◆ TEXT BLOCK
--- START ---

The development of a polyarchic political culture among the elite and the legitimization of a neoliberal social order among the population were crucial counterparts in eroding the revolution’s value system. One example of this political-ideological endeavor was the penetration and restructuring of the education system because of its importance as an institution of ideological reproduction. USAID allocated $12.5 million to replace public school textbooks developed under the Sandinista government. The new “depoliticized” textbooks began with the “Ten Commandments of God’s Law,” referred to divorce as a “disgrace” and to abortion as “murder,” and stressed the importance of “obedience to parents and legitimate authorities.” Text on world history asserted that all U.S. interventions were carried out to bring “peace and stability” to countries around the world. USAID Nicaragua director Janet Ballantyne even stated that the textbooks would help “reestablish the civics and morals lacking in the last eleven years.”[2]

U.S. encroachment was of course not limited to the classroom. U.S. agencies continued funding political aid programs to assist anti-Sandinista groups. The objective was to move towards a depoliticization of the population, to eclipse the more militant grassroots social movements and to incorporate key sectors into an emergent bloc under the hegemony of a reconstituted private sector. Meanwhile, U.S. economic aid went to bolster the debilitated private sector, for balance-of-payments assistance, and to pay debt arrears to the World Bank and the International Monetary Fund (IMF). USAID made disbursal of all assistance dependent on stringent conditions vis-à-vis the government’s social and economic policies.

Complicating this bleak scenario was the crisis and transformation of the left. The Sandinista grassroots still engaged in sustained resistance to the counterrevolutionary program in the early 1990s, but a new Sandinista elite formed among those who had acquired substantial properties during the 1990 regime change. New Sandinista landlords and entrepreneurs began to develop an affinity of class interests with the bourgeoisie, especially with transnational factions clustered around commercial and financial sectors.

This new Sandinista elite gradually went from leading the popular classes in their resistance to the counterrevolutionary program to utilizing the party’s dwindling authority to contain and control their mobilization. The masses became a manipulable bargaining chip: mobilized to protest when the Sandinista elite needed pressure on the government and the non-Sandinista elite; and demobilized, contained and pacified when such protest actually threatened the Sandinista elite’s own place in the new order. In fact, new Sandinista economic groups developed close business and personal ties with transnationally-oriented New Right capitalist groups. In this regard, what took place in Nicaragua, more than in any other Central American country, was a circulation of elites, made possible (or unblocked), ironically, by the revolution.

In El Salvador, the transition to global capitalism also occurred in the context of a war for national liberation. A massive popular movement burgeoned in the 1970s and combined with a guerrilla movement to snowball by the early 1980s into a full-scale insurgency. Although the Farabundo Martí National Liberation Front’s (FMLN) forces came to threaten state power, the U.S.-led counterinsurgency staved off a triumph similar to what had taken place in Nicaragua.

Behind the very visible battle between the revolutionary armed movement and the U.S.-supported dominant groups was the reorganization of the Salvadoran state and economy in accordance with the global economy. As in Nicaragua, this meant the reconfiguration of the dominant groups and the emergence of a New Right faction; in this case within the ruling party itself, the Nationalist Republican Alliance (ARENA).

--- END ---

◆ REQUIRED TASKS
(a) According to the passage on post-revolutionary Nicaragua and El Salvador, how much money did USAID allocate to replace the public school textbooks developed under the Sandinista government?
(b) Summarize the passage on post-revolutionary Nicaragua and El Salvador in two sentences.
(c) Write the next paragraph of the passage on post-revolutionary Nicaragua and El Salvador, beginning after its final sentence.

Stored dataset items
--- START ---

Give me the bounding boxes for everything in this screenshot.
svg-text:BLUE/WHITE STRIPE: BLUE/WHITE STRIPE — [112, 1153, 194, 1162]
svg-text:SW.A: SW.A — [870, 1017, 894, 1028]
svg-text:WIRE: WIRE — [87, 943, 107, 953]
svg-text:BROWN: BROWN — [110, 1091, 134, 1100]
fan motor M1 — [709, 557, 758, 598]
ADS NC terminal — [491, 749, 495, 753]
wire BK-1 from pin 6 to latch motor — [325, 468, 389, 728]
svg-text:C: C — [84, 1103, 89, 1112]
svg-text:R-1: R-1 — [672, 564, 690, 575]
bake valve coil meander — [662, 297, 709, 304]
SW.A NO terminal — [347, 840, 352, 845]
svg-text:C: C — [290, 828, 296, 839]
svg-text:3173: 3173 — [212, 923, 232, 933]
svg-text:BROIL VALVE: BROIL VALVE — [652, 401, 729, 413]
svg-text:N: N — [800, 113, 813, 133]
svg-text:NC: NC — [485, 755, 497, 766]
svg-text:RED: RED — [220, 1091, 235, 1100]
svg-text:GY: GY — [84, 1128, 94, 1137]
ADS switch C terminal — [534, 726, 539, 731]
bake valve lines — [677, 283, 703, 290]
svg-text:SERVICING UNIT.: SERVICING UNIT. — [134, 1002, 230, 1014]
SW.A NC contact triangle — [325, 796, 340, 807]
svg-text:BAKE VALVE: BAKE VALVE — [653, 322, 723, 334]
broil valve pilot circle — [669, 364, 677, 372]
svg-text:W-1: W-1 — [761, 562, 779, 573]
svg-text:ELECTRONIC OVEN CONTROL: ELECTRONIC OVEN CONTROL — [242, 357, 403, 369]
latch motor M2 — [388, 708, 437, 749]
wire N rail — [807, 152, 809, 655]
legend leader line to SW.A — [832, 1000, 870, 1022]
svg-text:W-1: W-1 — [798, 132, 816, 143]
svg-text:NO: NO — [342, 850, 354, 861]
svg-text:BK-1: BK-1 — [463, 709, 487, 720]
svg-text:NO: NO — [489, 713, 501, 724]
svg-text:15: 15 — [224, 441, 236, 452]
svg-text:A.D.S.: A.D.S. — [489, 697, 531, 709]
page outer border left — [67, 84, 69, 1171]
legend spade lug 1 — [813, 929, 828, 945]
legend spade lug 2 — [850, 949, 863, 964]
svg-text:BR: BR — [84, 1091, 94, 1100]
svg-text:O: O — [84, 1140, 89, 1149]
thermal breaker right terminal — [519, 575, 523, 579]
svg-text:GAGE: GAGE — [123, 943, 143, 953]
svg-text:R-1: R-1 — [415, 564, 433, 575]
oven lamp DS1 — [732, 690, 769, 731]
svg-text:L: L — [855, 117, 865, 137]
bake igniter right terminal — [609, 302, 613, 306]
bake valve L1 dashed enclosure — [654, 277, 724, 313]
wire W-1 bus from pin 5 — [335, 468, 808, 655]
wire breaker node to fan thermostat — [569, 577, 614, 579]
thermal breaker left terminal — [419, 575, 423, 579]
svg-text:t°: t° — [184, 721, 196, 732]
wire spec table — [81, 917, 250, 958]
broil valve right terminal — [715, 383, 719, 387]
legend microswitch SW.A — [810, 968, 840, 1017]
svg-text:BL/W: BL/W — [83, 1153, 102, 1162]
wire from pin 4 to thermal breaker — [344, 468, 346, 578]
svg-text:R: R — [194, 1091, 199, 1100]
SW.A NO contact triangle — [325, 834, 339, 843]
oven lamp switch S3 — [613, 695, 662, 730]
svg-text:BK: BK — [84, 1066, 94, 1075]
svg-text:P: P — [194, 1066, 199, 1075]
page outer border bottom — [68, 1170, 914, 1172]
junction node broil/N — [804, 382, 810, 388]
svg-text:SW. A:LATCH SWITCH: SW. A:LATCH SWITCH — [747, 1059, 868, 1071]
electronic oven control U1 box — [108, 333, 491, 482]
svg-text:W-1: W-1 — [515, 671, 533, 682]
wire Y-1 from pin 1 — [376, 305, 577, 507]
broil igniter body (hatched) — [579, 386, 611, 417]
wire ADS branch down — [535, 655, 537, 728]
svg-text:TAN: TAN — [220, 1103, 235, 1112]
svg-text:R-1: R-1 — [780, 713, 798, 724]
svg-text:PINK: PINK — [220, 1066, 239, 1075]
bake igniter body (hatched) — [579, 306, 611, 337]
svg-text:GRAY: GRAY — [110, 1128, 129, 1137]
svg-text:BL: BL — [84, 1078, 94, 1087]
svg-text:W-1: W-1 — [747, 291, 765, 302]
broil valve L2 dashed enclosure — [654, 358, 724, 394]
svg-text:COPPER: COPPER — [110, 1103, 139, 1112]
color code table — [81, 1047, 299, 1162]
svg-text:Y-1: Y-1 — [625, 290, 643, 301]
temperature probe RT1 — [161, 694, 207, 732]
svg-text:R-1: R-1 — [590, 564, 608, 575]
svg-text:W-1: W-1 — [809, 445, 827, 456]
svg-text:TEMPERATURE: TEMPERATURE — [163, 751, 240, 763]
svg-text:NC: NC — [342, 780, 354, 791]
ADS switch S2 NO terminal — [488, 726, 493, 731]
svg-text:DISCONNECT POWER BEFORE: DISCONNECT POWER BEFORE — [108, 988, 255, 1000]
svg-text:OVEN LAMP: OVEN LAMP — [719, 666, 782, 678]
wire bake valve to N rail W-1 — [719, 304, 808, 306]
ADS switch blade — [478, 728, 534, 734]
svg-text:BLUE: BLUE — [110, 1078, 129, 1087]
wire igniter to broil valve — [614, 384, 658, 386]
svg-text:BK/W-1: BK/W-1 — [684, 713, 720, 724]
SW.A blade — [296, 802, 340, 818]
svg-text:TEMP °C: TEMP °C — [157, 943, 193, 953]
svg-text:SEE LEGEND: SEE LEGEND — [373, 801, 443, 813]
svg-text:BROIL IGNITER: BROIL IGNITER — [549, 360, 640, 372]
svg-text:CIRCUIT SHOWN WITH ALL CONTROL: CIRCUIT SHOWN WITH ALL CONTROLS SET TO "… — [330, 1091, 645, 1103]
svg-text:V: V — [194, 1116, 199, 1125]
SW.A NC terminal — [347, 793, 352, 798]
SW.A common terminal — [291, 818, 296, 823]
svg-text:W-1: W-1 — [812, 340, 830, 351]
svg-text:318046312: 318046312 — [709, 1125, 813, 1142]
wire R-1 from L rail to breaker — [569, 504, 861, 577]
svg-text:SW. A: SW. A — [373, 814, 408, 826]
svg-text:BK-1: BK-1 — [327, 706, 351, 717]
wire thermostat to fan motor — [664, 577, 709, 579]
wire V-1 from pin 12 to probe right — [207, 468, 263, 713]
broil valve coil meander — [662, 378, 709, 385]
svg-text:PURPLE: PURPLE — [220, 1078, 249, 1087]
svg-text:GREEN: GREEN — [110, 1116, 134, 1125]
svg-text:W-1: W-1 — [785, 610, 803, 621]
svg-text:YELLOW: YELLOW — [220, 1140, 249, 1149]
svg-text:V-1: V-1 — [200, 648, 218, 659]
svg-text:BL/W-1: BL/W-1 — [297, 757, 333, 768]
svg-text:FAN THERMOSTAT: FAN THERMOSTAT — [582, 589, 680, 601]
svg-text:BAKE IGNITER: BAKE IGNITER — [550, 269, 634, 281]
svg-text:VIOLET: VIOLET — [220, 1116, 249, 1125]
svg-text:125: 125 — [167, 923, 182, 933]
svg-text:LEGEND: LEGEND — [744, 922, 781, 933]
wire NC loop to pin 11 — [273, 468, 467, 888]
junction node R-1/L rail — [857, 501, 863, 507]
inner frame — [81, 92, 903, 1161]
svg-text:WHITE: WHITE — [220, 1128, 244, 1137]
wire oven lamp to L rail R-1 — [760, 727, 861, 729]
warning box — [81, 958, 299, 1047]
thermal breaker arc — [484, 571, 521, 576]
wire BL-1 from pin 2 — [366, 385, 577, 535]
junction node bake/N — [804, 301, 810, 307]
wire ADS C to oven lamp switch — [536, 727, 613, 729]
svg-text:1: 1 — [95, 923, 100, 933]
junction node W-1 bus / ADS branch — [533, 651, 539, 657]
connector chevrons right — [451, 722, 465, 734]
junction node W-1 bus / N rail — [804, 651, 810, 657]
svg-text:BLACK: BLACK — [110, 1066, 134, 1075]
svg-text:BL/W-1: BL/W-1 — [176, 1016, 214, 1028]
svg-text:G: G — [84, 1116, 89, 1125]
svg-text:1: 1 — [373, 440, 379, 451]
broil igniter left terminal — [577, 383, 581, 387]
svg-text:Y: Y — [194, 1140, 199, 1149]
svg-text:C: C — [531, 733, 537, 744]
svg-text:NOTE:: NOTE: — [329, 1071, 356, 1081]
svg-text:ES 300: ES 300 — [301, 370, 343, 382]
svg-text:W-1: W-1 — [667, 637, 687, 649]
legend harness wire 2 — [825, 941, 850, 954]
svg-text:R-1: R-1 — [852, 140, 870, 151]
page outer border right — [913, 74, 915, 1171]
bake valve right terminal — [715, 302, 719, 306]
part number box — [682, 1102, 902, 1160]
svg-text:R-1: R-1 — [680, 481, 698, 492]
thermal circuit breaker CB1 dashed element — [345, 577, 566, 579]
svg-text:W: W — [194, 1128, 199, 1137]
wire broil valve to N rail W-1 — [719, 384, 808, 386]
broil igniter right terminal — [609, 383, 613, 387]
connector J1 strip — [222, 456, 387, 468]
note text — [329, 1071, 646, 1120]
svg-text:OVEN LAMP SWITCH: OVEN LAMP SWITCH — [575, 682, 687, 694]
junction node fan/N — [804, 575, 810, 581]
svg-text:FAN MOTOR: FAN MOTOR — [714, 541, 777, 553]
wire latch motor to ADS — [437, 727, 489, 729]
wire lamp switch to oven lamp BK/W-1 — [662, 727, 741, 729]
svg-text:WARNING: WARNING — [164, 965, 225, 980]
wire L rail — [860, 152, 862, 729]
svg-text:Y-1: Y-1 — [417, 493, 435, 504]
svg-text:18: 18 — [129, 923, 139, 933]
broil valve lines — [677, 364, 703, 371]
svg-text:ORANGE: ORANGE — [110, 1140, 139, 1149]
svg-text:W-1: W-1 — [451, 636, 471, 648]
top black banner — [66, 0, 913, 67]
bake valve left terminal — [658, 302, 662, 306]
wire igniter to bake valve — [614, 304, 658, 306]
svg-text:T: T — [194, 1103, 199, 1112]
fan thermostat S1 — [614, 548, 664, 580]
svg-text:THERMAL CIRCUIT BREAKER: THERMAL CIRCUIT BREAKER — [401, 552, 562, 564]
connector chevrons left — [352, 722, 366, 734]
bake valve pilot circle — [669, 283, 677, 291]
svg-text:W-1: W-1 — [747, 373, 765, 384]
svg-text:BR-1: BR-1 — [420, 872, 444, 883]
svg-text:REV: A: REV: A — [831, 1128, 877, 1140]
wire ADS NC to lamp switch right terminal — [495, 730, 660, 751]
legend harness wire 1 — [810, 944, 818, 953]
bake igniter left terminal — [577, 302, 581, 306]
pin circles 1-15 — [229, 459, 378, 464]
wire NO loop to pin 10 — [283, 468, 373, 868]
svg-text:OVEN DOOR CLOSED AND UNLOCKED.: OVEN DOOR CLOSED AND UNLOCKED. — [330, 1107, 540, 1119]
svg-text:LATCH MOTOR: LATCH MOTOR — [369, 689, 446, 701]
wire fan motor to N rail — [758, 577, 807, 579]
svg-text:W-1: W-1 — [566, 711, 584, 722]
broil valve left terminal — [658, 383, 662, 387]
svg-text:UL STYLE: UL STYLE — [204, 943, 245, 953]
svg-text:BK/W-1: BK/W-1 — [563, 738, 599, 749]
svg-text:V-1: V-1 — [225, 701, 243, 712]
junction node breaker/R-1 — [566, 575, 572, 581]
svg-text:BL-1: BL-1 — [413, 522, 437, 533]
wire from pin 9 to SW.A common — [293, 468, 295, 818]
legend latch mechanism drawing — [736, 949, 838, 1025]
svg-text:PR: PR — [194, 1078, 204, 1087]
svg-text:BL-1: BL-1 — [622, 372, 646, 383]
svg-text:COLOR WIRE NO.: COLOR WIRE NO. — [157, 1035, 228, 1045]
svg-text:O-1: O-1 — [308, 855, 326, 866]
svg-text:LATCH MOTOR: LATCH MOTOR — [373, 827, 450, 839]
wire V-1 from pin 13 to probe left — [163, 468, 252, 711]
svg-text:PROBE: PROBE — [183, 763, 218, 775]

--- END ---

◆ RESPONSES
(a) $12.5 million.

(b) After the Sandinista period, U.S. agencies sought to erode the revolution's value system in Nicaragua by replacing school textbooks, funding anti-Sandinista groups and tying economic aid to strict policy conditions, while a new Sandinista elite formed that developed ties with transnational capitalist groups and used the party's authority to contain popular mobilization. In El Salvador, the U.S.-led counterinsurgency held off the FMLN's insurgency, and behind that war the state and economy were reorganized in line with the global economy, with a New Right faction emerging within the ruling party, ARENA.

(c)
The massive U.S. intervention in El Salvador involved the synchronized application of military force with political, economic and social programs, including a broad reform agenda. The intervention not only relied on a Salvadoran military trained, supplied and advised by U.S. Army Special Forces, but also, and more importantly, on a reorganized state with adequate economic and political restructuring. The thorough U.S. penetration of the Salvadoran state and society would not have been possible were it not for the revolutionary forces, because dominant groups would have never accepted U.S. tutelage had the revolutionary movement not threatened their very survival. They were forced to rely on U.S. intervention and to accept, however grudgingly, the terms and conditions that accompanied that intervention.[3]

The task of destroying the old oligarchic political and economic structures fell to the revolutionary movement. The insurgency, therefore, enabled the overall conditions for the transition to the transnational model. Yet the same is also true of the counterinsurgency. The dialectic of revolution and counterrevolution became the agent of change and transformation. On the one hand, the counterinsur gency was a reactive movement in response to the proactive challenge of revolution. But it also became a powerful instrument of the dominant groups locally and transnationally to achieve the definitive social, political and economic restructuring of El Salvador.

U.S. intervention in El Salvador was in this sense a modernizing force. Historical accounts that characterize the intervention as an effort to sustain the old oligarchy—or those that simply dismiss the economic and political reforms as cosmetic dimensions of counterinsurgency—miss the point. Transforming the landed oligarchy and the praetorian state was just as much a part of U.S. strategy as was defeating the popular uprising. U.S. intervention sought to remove the barriers placed on the country by the state and local elites.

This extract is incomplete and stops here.